Dataset records:
====================
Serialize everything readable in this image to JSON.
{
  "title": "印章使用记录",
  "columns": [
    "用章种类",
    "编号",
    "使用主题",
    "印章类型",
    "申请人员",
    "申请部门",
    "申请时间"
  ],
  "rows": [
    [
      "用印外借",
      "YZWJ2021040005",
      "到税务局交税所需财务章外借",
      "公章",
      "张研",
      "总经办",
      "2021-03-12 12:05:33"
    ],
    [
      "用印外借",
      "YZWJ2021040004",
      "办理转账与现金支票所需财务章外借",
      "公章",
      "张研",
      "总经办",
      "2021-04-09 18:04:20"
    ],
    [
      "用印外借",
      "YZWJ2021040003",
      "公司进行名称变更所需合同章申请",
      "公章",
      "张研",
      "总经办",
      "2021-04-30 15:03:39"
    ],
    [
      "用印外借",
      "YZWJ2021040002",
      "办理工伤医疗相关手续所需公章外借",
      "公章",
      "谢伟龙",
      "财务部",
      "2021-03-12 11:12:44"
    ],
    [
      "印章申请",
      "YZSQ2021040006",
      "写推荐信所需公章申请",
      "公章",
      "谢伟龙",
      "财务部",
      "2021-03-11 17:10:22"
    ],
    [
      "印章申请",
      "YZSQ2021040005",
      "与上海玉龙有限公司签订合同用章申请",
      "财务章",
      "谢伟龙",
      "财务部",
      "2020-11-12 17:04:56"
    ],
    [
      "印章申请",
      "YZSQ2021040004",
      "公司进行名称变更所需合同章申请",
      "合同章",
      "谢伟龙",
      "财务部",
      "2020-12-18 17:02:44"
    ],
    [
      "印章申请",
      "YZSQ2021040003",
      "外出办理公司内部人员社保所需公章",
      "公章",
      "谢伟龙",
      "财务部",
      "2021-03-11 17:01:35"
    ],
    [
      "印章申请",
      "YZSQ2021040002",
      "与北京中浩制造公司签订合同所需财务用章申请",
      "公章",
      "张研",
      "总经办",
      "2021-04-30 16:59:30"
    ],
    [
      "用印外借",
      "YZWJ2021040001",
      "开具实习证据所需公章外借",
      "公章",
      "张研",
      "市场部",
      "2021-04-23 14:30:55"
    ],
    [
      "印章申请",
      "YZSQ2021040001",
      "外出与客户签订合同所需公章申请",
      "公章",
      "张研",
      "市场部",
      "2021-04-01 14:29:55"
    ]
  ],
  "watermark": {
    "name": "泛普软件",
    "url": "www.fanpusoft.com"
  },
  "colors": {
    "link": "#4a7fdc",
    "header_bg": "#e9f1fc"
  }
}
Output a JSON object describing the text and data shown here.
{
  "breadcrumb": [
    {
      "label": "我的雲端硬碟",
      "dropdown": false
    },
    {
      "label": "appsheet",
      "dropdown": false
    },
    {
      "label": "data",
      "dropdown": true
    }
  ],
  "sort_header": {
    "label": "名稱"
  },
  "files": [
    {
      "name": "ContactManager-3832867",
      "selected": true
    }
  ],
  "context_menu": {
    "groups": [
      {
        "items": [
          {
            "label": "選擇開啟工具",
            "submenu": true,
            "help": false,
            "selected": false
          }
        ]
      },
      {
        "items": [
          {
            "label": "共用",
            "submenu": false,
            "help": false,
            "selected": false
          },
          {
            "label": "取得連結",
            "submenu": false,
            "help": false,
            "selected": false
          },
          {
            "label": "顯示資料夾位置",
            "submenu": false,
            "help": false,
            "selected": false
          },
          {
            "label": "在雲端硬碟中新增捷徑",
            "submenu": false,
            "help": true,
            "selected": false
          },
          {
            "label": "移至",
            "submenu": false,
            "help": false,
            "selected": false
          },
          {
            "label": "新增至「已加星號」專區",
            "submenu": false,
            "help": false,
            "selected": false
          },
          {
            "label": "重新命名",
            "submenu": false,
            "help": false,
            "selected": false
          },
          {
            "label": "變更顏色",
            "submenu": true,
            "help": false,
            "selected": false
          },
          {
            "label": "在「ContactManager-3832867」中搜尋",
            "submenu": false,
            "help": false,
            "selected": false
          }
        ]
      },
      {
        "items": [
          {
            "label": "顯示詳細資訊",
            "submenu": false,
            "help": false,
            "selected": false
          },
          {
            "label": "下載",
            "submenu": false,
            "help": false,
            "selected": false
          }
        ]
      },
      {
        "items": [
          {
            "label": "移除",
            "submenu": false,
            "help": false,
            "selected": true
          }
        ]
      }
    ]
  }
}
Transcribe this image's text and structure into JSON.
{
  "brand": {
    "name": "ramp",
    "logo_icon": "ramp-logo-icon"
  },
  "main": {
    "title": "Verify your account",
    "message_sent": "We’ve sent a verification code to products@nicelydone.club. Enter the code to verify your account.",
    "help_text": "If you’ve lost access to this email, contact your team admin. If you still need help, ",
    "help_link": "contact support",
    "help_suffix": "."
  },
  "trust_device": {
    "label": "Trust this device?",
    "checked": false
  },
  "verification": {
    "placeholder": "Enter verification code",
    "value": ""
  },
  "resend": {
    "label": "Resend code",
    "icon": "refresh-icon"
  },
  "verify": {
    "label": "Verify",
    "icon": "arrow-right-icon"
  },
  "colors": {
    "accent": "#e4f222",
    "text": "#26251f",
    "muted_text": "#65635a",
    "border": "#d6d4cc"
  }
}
====================
The task
Output only the lines running from the line with "Transcribe this image's" through the final line of the data, inclusive.

Solution for this problem
Transcribe this image's text and structure into JSON.
{
  "brand": {
    "name": "ramp",
    "logo_icon": "ramp-logo-icon"
  },
  "main": {
    "title": "Verify your account",
    "message_sent": "We’ve sent a verification code to products@nicelydone.club. Enter the code to verify your account.",
    "help_text": "If you’ve lost access to this email, contact your team admin. If you still need help, ",
    "help_link": "contact support",
    "help_suffix": "."
  },
  "trust_device": {
    "label": "Trust this device?",
    "checked": false
  },
  "verification": {
    "placeholder": "Enter verification code",
    "value": ""
  },
  "resend": {
    "label": "Resend code",
    "icon": "refresh-icon"
  },
  "verify": {
    "label": "Verify",
    "icon": "arrow-right-icon"
  },
  "colors": {
    "accent": "#e4f222",
    "text": "#26251f",
    "muted_text": "#65635a",
    "border": "#d6d4cc"
  }
}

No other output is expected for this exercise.